Below is a block of records; reproduce all of them exactly and leave out any pictures.

>> Start The data

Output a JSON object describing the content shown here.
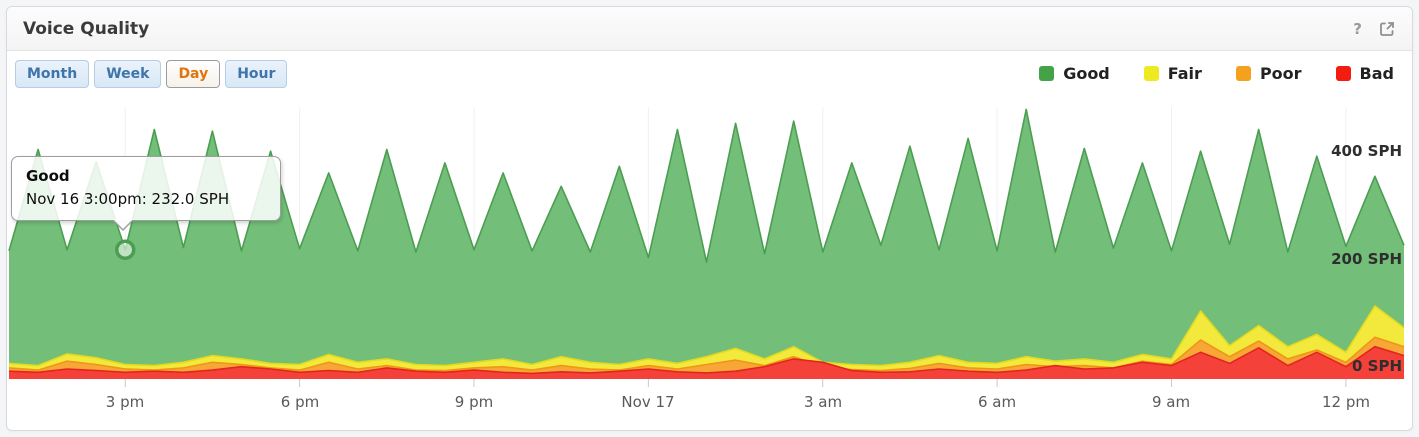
{
  "window": {
    "title": "Voice Quality",
    "help_icon": "?",
    "export_icon": "open-in-new-window"
  },
  "toolbar": {
    "buttons": [
      {
        "label": "Month",
        "selected": false
      },
      {
        "label": "Week",
        "selected": false
      },
      {
        "label": "Day",
        "selected": true
      },
      {
        "label": "Hour",
        "selected": false
      }
    ]
  },
  "tooltip": {
    "series": "Good",
    "text": "Nov 16 3:00pm: 232.0 SPH"
  },
  "chart_data": {
    "type": "area",
    "title": "Voice Quality",
    "unit": "SPH",
    "x_span": "Nov 16 1:00pm to Nov 17 1:00pm, 30-minute intervals",
    "legend_position": "top-right",
    "grid": "faint vertical lines at 3-hour ticks",
    "xaxis": {
      "labels": [
        "3 pm",
        "6 pm",
        "9 pm",
        "Nov 17",
        "3 am",
        "6 am",
        "9 am",
        "12 pm"
      ],
      "tick_indices": [
        4,
        10,
        16,
        22,
        28,
        34,
        40,
        46
      ]
    },
    "yaxis": {
      "labels": [
        "400 SPH",
        "200 SPH",
        "0 SPH"
      ],
      "values": [
        400,
        200,
        0
      ],
      "min": 0,
      "max": 500
    },
    "marker": {
      "series": "Good",
      "index": 4,
      "value": 232.0,
      "time": "Nov 16 3:00pm"
    },
    "series": [
      {
        "name": "Good",
        "swatch": "#44a248",
        "line": "#4b9e51",
        "fill": "#73bf79",
        "values": [
          230,
          412,
          232,
          390,
          232,
          448,
          236,
          445,
          230,
          409,
          234,
          370,
          230,
          412,
          228,
          388,
          232,
          370,
          230,
          346,
          228,
          382,
          218,
          448,
          210,
          459,
          225,
          463,
          228,
          388,
          240,
          418,
          232,
          432,
          230,
          484,
          228,
          414,
          235,
          388,
          230,
          409,
          242,
          448,
          228,
          400,
          238,
          364,
          240
        ]
      },
      {
        "name": "Fair",
        "swatch": "#efe920",
        "line": "#e3da1d",
        "fill": "#f3e93c",
        "values": [
          28,
          24,
          45,
          38,
          26,
          24,
          30,
          42,
          36,
          28,
          26,
          44,
          30,
          36,
          26,
          24,
          30,
          36,
          26,
          40,
          30,
          26,
          36,
          28,
          40,
          55,
          36,
          58,
          30,
          26,
          24,
          30,
          42,
          30,
          28,
          40,
          32,
          36,
          30,
          44,
          36,
          122,
          60,
          96,
          58,
          80,
          48,
          131,
          92
        ]
      },
      {
        "name": "Poor",
        "swatch": "#f5a11d",
        "line": "#ef9617",
        "fill": "#f7a637",
        "values": [
          20,
          16,
          32,
          26,
          18,
          16,
          20,
          30,
          26,
          20,
          16,
          30,
          18,
          24,
          16,
          15,
          20,
          22,
          16,
          24,
          18,
          16,
          24,
          18,
          26,
          34,
          24,
          40,
          22,
          17,
          15,
          19,
          28,
          20,
          18,
          26,
          22,
          24,
          20,
          32,
          26,
          70,
          40,
          68,
          36,
          52,
          30,
          75,
          58
        ]
      },
      {
        "name": "Bad",
        "swatch": "#f21d10",
        "line": "#e0271c",
        "fill": "#f4423a",
        "values": [
          14,
          12,
          18,
          15,
          12,
          14,
          12,
          16,
          22,
          18,
          12,
          15,
          12,
          20,
          14,
          12,
          16,
          12,
          10,
          13,
          11,
          14,
          18,
          13,
          11,
          14,
          22,
          36,
          30,
          15,
          12,
          13,
          18,
          14,
          12,
          16,
          24,
          18,
          20,
          30,
          24,
          48,
          28,
          56,
          24,
          48,
          22,
          58,
          42
        ]
      }
    ]
  }
}
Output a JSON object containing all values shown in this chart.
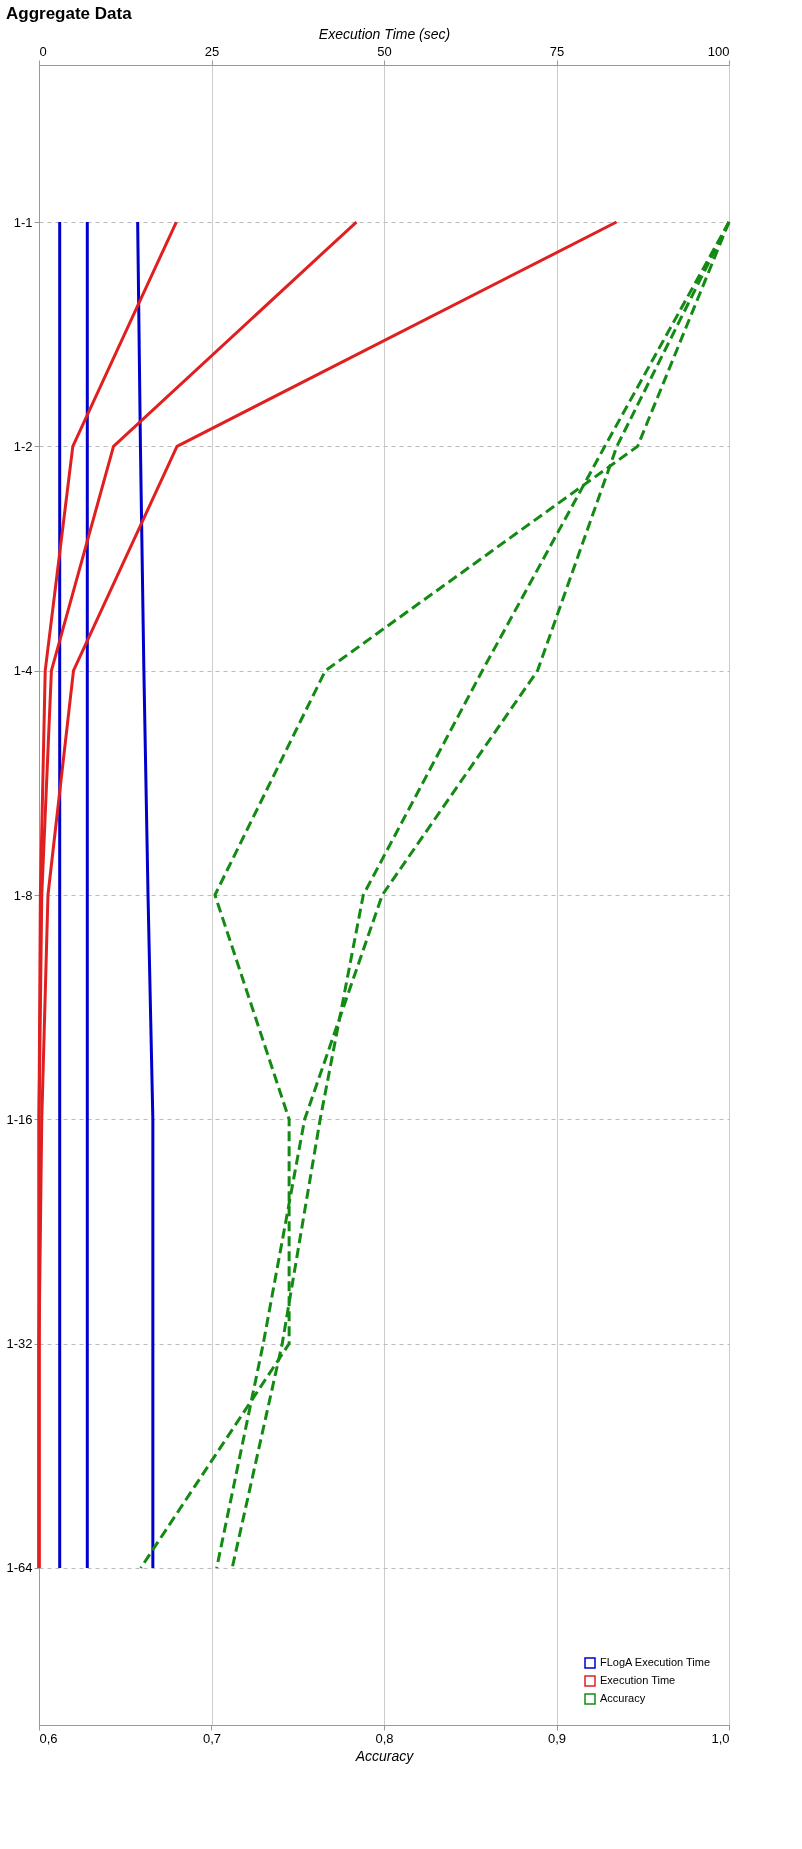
{
  "chart_data": {
    "type": "line",
    "orientation": "horizontal",
    "title": "Aggregate Data",
    "categories": [
      "1-1",
      "1-2",
      "1-4",
      "1-8",
      "1-16",
      "1-32",
      "1-64"
    ],
    "x2label": "Execution Time (sec)",
    "xlabel": "Accuracy",
    "x2lim": [
      0,
      100
    ],
    "x2ticks": [
      0,
      25,
      50,
      75,
      100
    ],
    "xlim": [
      0.6,
      1.0
    ],
    "xticks": [
      {
        "value": 0.6,
        "label": "0,6"
      },
      {
        "value": 0.7,
        "label": "0,7"
      },
      {
        "value": 0.8,
        "label": "0,8"
      },
      {
        "value": 0.9,
        "label": "0,9"
      },
      {
        "value": 1.0,
        "label": "1,0"
      }
    ],
    "grid": true,
    "legend": "bottom right",
    "marker": "none",
    "series": [
      {
        "name": "FLogA Execution Time",
        "color": "#0000cc",
        "line_style": "solid",
        "axis": "x2",
        "values": [
          3,
          3,
          3,
          3,
          3,
          3,
          3
        ]
      },
      {
        "color": "#0000cc",
        "line_style": "solid",
        "axis": "x2",
        "values": [
          7,
          7,
          7,
          7,
          7,
          7,
          7
        ]
      },
      {
        "color": "#0000cc",
        "line_style": "solid",
        "axis": "x2",
        "values": [
          14.3,
          14.7,
          15.2,
          15.8,
          16.5,
          16.5,
          16.5
        ]
      },
      {
        "name": "Execution Time",
        "color": "#e02020",
        "line_style": "solid",
        "axis": "x2",
        "values": [
          19.9,
          4.9,
          0.9,
          0.2,
          0,
          0,
          0
        ]
      },
      {
        "color": "#e02020",
        "line_style": "solid",
        "axis": "x2",
        "values": [
          46,
          10.8,
          1.8,
          0.4,
          0,
          0,
          0
        ]
      },
      {
        "color": "#e02020",
        "line_style": "solid",
        "axis": "x2",
        "values": [
          83.7,
          20,
          5,
          1.3,
          0.4,
          0,
          0
        ]
      },
      {
        "name": "Accuracy",
        "color": "#138a13",
        "line_style": "dashed",
        "values": [
          1.0,
          0.947,
          0.766,
          0.702,
          0.745,
          0.745,
          0.659
        ]
      },
      {
        "color": "#138a13",
        "line_style": "dashed",
        "values": [
          1.0,
          0.928,
          0.857,
          0.788,
          0.763,
          0.741,
          0.712
        ]
      },
      {
        "color": "#138a13",
        "line_style": "dashed",
        "values": [
          1.0,
          0.935,
          0.889,
          0.799,
          0.754,
          0.73,
          0.703
        ]
      }
    ]
  }
}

>> End The data

- **Full answer**:
Output a JSON object describing the content shown here.
{
  "window": {
    "title": "Voice Quality",
    "help_icon": "?",
    "export_icon": "open-in-new-window"
  },
  "toolbar": {
    "buttons": [
      {
        "label": "Month",
        "selected": false
      },
      {
        "label": "Week",
        "selected": false
      },
      {
        "label": "Day",
        "selected": true
      },
      {
        "label": "Hour",
        "selected": false
      }
    ]
  },
  "tooltip": {
    "series": "Good",
    "text": "Nov 16 3:00pm: 232.0 SPH"
  },
  "chart_data": {
    "type": "area",
    "title": "Voice Quality",
    "unit": "SPH",
    "x_span": "Nov 16 1:00pm to Nov 17 1:00pm, 30-minute intervals",
    "legend_position": "top-right",
    "grid": "faint vertical lines at 3-hour ticks",
    "xaxis": {
      "labels": [
        "3 pm",
        "6 pm",
        "9 pm",
        "Nov 17",
        "3 am",
        "6 am",
        "9 am",
        "12 pm"
      ],
      "tick_indices": [
        4,
        10,
        16,
        22,
        28,
        34,
        40,
        46
      ]
    },
    "yaxis": {
      "labels": [
        "400 SPH",
        "200 SPH",
        "0 SPH"
      ],
      "values": [
        400,
        200,
        0
      ],
      "min": 0,
      "max": 500
    },
    "marker": {
      "series": "Good",
      "index": 4,
      "value": 232.0,
      "time": "Nov 16 3:00pm"
    },
    "series": [
      {
        "name": "Good",
        "swatch": "#44a248",
        "line": "#4b9e51",
        "fill": "#73bf79",
        "values": [
          230,
          412,
          232,
          390,
          232,
          448,
          236,
          445,
          230,
          409,
          234,
          370,
          230,
          412,
          228,
          388,
          232,
          370,
          230,
          346,
          228,
          382,
          218,
          448,
          210,
          459,
          225,
          463,
          228,
          388,
          240,
          418,
          232,
          432,
          230,
          484,
          228,
          414,
          235,
          388,
          230,
          409,
          242,
          448,
          228,
          400,
          238,
          364,
          240
        ]
      },
      {
        "name": "Fair",
        "swatch": "#efe920",
        "line": "#e3da1d",
        "fill": "#f3e93c",
        "values": [
          28,
          24,
          45,
          38,
          26,
          24,
          30,
          42,
          36,
          28,
          26,
          44,
          30,
          36,
          26,
          24,
          30,
          36,
          26,
          40,
          30,
          26,
          36,
          28,
          40,
          55,
          36,
          58,
          30,
          26,
          24,
          30,
          42,
          30,
          28,
          40,
          32,
          36,
          30,
          44,
          36,
          122,
          60,
          96,
          58,
          80,
          48,
          131,
          92
        ]
      },
      {
        "name": "Poor",
        "swatch": "#f5a11d",
        "line": "#ef9617",
        "fill": "#f7a637",
        "values": [
          20,
          16,
          32,
          26,
          18,
          16,
          20,
          30,
          26,
          20,
          16,
          30,
          18,
          24,
          16,
          15,
          20,
          22,
          16,
          24,
          18,
          16,
          24,
          18,
          26,
          34,
          24,
          40,
          22,
          17,
          15,
          19,
          28,
          20,
          18,
          26,
          22,
          24,
          20,
          32,
          26,
          70,
          40,
          68,
          36,
          52,
          30,
          75,
          58
        ]
      },
      {
        "name": "Bad",
        "swatch": "#f21d10",
        "line": "#e0271c",
        "fill": "#f4423a",
        "values": [
          14,
          12,
          18,
          15,
          12,
          14,
          12,
          16,
          22,
          18,
          12,
          15,
          12,
          20,
          14,
          12,
          16,
          12,
          10,
          13,
          11,
          14,
          18,
          13,
          11,
          14,
          22,
          36,
          30,
          15,
          12,
          13,
          18,
          14,
          12,
          16,
          24,
          18,
          20,
          30,
          24,
          48,
          28,
          56,
          24,
          48,
          22,
          58,
          42
        ]
      }
    ]
  }
}
Output a JSON object containing all values shown in this chart.
{
  "chart_data": {
    "type": "line",
    "orientation": "horizontal",
    "title": "Aggregate Data",
    "categories": [
      "1-1",
      "1-2",
      "1-4",
      "1-8",
      "1-16",
      "1-32",
      "1-64"
    ],
    "x2label": "Execution Time (sec)",
    "xlabel": "Accuracy",
    "x2lim": [
      0,
      100
    ],
    "x2ticks": [
      0,
      25,
      50,
      75,
      100
    ],
    "xlim": [
      0.6,
      1.0
    ],
    "xticks": [
      {
        "value": 0.6,
        "label": "0,6"
      },
      {
        "value": 0.7,
        "label": "0,7"
      },
      {
        "value": 0.8,
        "label": "0,8"
      },
      {
        "value": 0.9,
        "label": "0,9"
      },
      {
        "value": 1.0,
        "label": "1,0"
      }
    ],
    "grid": true,
    "legend": "bottom right",
    "marker": "none",
    "series": [
      {
        "name": "FLogA Execution Time",
        "color": "#0000cc",
        "line_style": "solid",
        "axis": "x2",
        "values": [
          3,
          3,
          3,
          3,
          3,
          3,
          3
        ]
      },
      {
        "color": "#0000cc",
        "line_style": "solid",
        "axis": "x2",
        "values": [
          7,
          7,
          7,
          7,
          7,
          7,
          7
        ]
      },
      {
        "color": "#0000cc",
        "line_style": "solid",
        "axis": "x2",
        "values": [
          14.3,
          14.7,
          15.2,
          15.8,
          16.5,
          16.5,
          16.5
        ]
      },
      {
        "name": "Execution Time",
        "color": "#e02020",
        "line_style": "solid",
        "axis": "x2",
        "values": [
          19.9,
          4.9,
          0.9,
          0.2,
          0,
          0,
          0
        ]
      },
      {
        "color": "#e02020",
        "line_style": "solid",
        "axis": "x2",
        "values": [
          46,
          10.8,
          1.8,
          0.4,
          0,
          0,
          0
        ]
      },
      {
        "color": "#e02020",
        "line_style": "solid",
        "axis": "x2",
        "values": [
          83.7,
          20,
          5,
          1.3,
          0.4,
          0,
          0
        ]
      },
      {
        "name": "Accuracy",
        "color": "#138a13",
        "line_style": "dashed",
        "values": [
          1.0,
          0.947,
          0.766,
          0.702,
          0.745,
          0.745,
          0.659
        ]
      },
      {
        "color": "#138a13",
        "line_style": "dashed",
        "values": [
          1.0,
          0.928,
          0.857,
          0.788,
          0.763,
          0.741,
          0.712
        ]
      },
      {
        "color": "#138a13",
        "line_style": "dashed",
        "values": [
          1.0,
          0.935,
          0.889,
          0.799,
          0.754,
          0.73,
          0.703
        ]
      }
    ]
  }
}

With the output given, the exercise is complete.